» Requirement
Will you transcribe the entries that follow, exactly and in full?

» Records from a collection of figures
________________
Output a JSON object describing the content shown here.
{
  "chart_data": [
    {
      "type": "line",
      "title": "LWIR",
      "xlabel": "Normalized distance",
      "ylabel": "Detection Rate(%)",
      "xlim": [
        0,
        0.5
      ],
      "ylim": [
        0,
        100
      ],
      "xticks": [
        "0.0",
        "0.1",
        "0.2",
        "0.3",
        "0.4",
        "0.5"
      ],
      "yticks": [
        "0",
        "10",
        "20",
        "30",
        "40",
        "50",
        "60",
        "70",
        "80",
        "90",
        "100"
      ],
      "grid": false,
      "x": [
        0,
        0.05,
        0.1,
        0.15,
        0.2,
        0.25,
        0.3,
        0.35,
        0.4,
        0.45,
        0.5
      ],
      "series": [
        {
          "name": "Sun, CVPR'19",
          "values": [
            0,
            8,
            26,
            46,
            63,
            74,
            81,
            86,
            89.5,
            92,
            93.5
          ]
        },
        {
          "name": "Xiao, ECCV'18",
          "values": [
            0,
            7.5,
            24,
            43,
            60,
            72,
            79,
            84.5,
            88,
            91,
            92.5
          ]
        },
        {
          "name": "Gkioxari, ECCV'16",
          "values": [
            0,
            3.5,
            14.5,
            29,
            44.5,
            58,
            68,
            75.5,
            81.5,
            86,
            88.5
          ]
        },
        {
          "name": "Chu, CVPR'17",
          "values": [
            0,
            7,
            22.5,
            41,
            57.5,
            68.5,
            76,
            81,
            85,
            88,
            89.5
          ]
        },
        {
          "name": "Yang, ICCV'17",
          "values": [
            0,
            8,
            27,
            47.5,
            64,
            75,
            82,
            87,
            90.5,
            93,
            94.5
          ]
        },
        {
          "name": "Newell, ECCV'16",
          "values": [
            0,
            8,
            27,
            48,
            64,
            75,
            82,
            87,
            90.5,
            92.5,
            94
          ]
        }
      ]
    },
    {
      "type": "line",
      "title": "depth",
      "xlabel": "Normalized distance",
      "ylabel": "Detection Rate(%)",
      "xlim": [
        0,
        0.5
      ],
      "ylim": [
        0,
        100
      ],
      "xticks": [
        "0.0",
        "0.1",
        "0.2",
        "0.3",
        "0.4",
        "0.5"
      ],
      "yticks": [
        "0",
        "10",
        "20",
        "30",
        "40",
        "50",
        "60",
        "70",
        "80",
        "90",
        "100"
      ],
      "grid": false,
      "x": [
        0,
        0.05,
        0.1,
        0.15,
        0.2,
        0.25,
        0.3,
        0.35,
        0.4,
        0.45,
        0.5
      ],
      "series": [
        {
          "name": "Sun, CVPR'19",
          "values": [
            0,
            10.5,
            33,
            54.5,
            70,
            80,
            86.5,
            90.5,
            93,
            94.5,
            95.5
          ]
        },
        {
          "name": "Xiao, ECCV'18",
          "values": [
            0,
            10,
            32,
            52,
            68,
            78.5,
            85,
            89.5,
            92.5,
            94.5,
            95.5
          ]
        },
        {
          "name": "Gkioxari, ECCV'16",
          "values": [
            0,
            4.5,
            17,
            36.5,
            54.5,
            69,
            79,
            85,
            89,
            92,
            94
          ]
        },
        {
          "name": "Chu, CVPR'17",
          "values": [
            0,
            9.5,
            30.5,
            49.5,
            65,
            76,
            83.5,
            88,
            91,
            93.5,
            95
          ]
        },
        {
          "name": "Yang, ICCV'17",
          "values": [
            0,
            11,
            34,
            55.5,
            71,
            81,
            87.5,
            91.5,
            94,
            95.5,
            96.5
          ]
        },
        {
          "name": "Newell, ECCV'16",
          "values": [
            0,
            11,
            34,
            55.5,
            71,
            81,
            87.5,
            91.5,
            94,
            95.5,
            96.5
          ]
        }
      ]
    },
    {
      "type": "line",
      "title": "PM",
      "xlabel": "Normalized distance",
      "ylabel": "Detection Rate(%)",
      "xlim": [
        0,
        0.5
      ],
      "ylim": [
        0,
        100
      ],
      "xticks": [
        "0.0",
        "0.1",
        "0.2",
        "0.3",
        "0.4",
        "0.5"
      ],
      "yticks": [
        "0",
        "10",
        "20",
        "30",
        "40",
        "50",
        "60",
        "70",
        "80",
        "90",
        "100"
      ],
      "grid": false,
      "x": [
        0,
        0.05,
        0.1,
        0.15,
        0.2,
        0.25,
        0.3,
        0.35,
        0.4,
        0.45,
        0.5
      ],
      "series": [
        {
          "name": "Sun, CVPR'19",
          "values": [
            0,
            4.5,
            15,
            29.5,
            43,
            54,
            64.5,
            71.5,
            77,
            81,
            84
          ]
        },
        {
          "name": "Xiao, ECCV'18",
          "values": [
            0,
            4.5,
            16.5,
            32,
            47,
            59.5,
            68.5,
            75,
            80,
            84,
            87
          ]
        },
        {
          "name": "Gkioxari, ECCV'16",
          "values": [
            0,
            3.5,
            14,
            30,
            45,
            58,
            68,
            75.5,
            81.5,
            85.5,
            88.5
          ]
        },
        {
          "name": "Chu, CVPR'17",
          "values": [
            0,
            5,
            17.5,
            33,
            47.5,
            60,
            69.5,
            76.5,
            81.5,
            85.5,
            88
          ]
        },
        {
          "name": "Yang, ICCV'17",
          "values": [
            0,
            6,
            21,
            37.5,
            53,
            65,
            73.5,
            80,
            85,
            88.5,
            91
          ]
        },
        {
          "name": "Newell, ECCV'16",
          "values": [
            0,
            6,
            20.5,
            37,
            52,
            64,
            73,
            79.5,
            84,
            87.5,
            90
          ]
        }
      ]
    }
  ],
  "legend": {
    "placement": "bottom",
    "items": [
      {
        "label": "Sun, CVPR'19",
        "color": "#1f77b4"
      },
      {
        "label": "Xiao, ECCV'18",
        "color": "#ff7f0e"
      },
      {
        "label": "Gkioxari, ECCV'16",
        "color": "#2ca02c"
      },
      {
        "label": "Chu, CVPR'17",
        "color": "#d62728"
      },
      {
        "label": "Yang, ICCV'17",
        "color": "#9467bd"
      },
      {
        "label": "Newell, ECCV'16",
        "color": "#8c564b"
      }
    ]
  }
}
________________
» Final answer
Output a JSON object describing the content shown here.
{
  "chart_data": [
    {
      "type": "line",
      "title": "LWIR",
      "xlabel": "Normalized distance",
      "ylabel": "Detection Rate(%)",
      "xlim": [
        0,
        0.5
      ],
      "ylim": [
        0,
        100
      ],
      "xticks": [
        "0.0",
        "0.1",
        "0.2",
        "0.3",
        "0.4",
        "0.5"
      ],
      "yticks": [
        "0",
        "10",
        "20",
        "30",
        "40",
        "50",
        "60",
        "70",
        "80",
        "90",
        "100"
      ],
      "grid": false,
      "x": [
        0,
        0.05,
        0.1,
        0.15,
        0.2,
        0.25,
        0.3,
        0.35,
        0.4,
        0.45,
        0.5
      ],
      "series": [
        {
          "name": "Sun, CVPR'19",
          "values": [
            0,
            8,
            26,
            46,
            63,
            74,
            81,
            86,
            89.5,
            92,
            93.5
          ]
        },
        {
          "name": "Xiao, ECCV'18",
          "values": [
            0,
            7.5,
            24,
            43,
            60,
            72,
            79,
            84.5,
            88,
            91,
            92.5
          ]
        },
        {
          "name": "Gkioxari, ECCV'16",
          "values": [
            0,
            3.5,
            14.5,
            29,
            44.5,
            58,
            68,
            75.5,
            81.5,
            86,
            88.5
          ]
        },
        {
          "name": "Chu, CVPR'17",
          "values": [
            0,
            7,
            22.5,
            41,
            57.5,
            68.5,
            76,
            81,
            85,
            88,
            89.5
          ]
        },
        {
          "name": "Yang, ICCV'17",
          "values": [
            0,
            8,
            27,
            47.5,
            64,
            75,
            82,
            87,
            90.5,
            93,
            94.5
          ]
        },
        {
          "name": "Newell, ECCV'16",
          "values": [
            0,
            8,
            27,
            48,
            64,
            75,
            82,
            87,
            90.5,
            92.5,
            94
          ]
        }
      ]
    },
    {
      "type": "line",
      "title": "depth",
      "xlabel": "Normalized distance",
      "ylabel": "Detection Rate(%)",
      "xlim": [
        0,
        0.5
      ],
      "ylim": [
        0,
        100
      ],
      "xticks": [
        "0.0",
        "0.1",
        "0.2",
        "0.3",
        "0.4",
        "0.5"
      ],
      "yticks": [
        "0",
        "10",
        "20",
        "30",
        "40",
        "50",
        "60",
        "70",
        "80",
        "90",
        "100"
      ],
      "grid": false,
      "x": [
        0,
        0.05,
        0.1,
        0.15,
        0.2,
        0.25,
        0.3,
        0.35,
        0.4,
        0.45,
        0.5
      ],
      "series": [
        {
          "name": "Sun, CVPR'19",
          "values": [
            0,
            10.5,
            33,
            54.5,
            70,
            80,
            86.5,
            90.5,
            93,
            94.5,
            95.5
          ]
        },
        {
          "name": "Xiao, ECCV'18",
          "values": [
            0,
            10,
            32,
            52,
            68,
            78.5,
            85,
            89.5,
            92.5,
            94.5,
            95.5
          ]
        },
        {
          "name": "Gkioxari, ECCV'16",
          "values": [
            0,
            4.5,
            17,
            36.5,
            54.5,
            69,
            79,
            85,
            89,
            92,
            94
          ]
        },
        {
          "name": "Chu, CVPR'17",
          "values": [
            0,
            9.5,
            30.5,
            49.5,
            65,
            76,
            83.5,
            88,
            91,
            93.5,
            95
          ]
        },
        {
          "name": "Yang, ICCV'17",
          "values": [
            0,
            11,
            34,
            55.5,
            71,
            81,
            87.5,
            91.5,
            94,
            95.5,
            96.5
          ]
        },
        {
          "name": "Newell, ECCV'16",
          "values": [
            0,
            11,
            34,
            55.5,
            71,
            81,
            87.5,
            91.5,
            94,
            95.5,
            96.5
          ]
        }
      ]
    },
    {
      "type": "line",
      "title": "PM",
      "xlabel": "Normalized distance",
      "ylabel": "Detection Rate(%)",
      "xlim": [
        0,
        0.5
      ],
      "ylim": [
        0,
        100
      ],
      "xticks": [
        "0.0",
        "0.1",
        "0.2",
        "0.3",
        "0.4",
        "0.5"
      ],
      "yticks": [
        "0",
        "10",
        "20",
        "30",
        "40",
        "50",
        "60",
        "70",
        "80",
        "90",
        "100"
      ],
      "grid": false,
      "x": [
        0,
        0.05,
        0.1,
        0.15,
        0.2,
        0.25,
        0.3,
        0.35,
        0.4,
        0.45,
        0.5
      ],
      "series": [
        {
          "name": "Sun, CVPR'19",
          "values": [
            0,
            4.5,
            15,
            29.5,
            43,
            54,
            64.5,
            71.5,
            77,
            81,
            84
          ]
        },
        {
          "name": "Xiao, ECCV'18",
          "values": [
            0,
            4.5,
            16.5,
            32,
            47,
            59.5,
            68.5,
            75,
            80,
            84,
            87
          ]
        },
        {
          "name": "Gkioxari, ECCV'16",
          "values": [
            0,
            3.5,
            14,
            30,
            45,
            58,
            68,
            75.5,
            81.5,
            85.5,
            88.5
          ]
        },
        {
          "name": "Chu, CVPR'17",
          "values": [
            0,
            5,
            17.5,
            33,
            47.5,
            60,
            69.5,
            76.5,
            81.5,
            85.5,
            88
          ]
        },
        {
          "name": "Yang, ICCV'17",
          "values": [
            0,
            6,
            21,
            37.5,
            53,
            65,
            73.5,
            80,
            85,
            88.5,
            91
          ]
        },
        {
          "name": "Newell, ECCV'16",
          "values": [
            0,
            6,
            20.5,
            37,
            52,
            64,
            73,
            79.5,
            84,
            87.5,
            90
          ]
        }
      ]
    }
  ],
  "legend": {
    "placement": "bottom",
    "items": [
      {
        "label": "Sun, CVPR'19",
        "color": "#1f77b4"
      },
      {
        "label": "Xiao, ECCV'18",
        "color": "#ff7f0e"
      },
      {
        "label": "Gkioxari, ECCV'16",
        "color": "#2ca02c"
      },
      {
        "label": "Chu, CVPR'17",
        "color": "#d62728"
      },
      {
        "label": "Yang, ICCV'17",
        "color": "#9467bd"
      },
      {
        "label": "Newell, ECCV'16",
        "color": "#8c564b"
      }
    ]
  }
}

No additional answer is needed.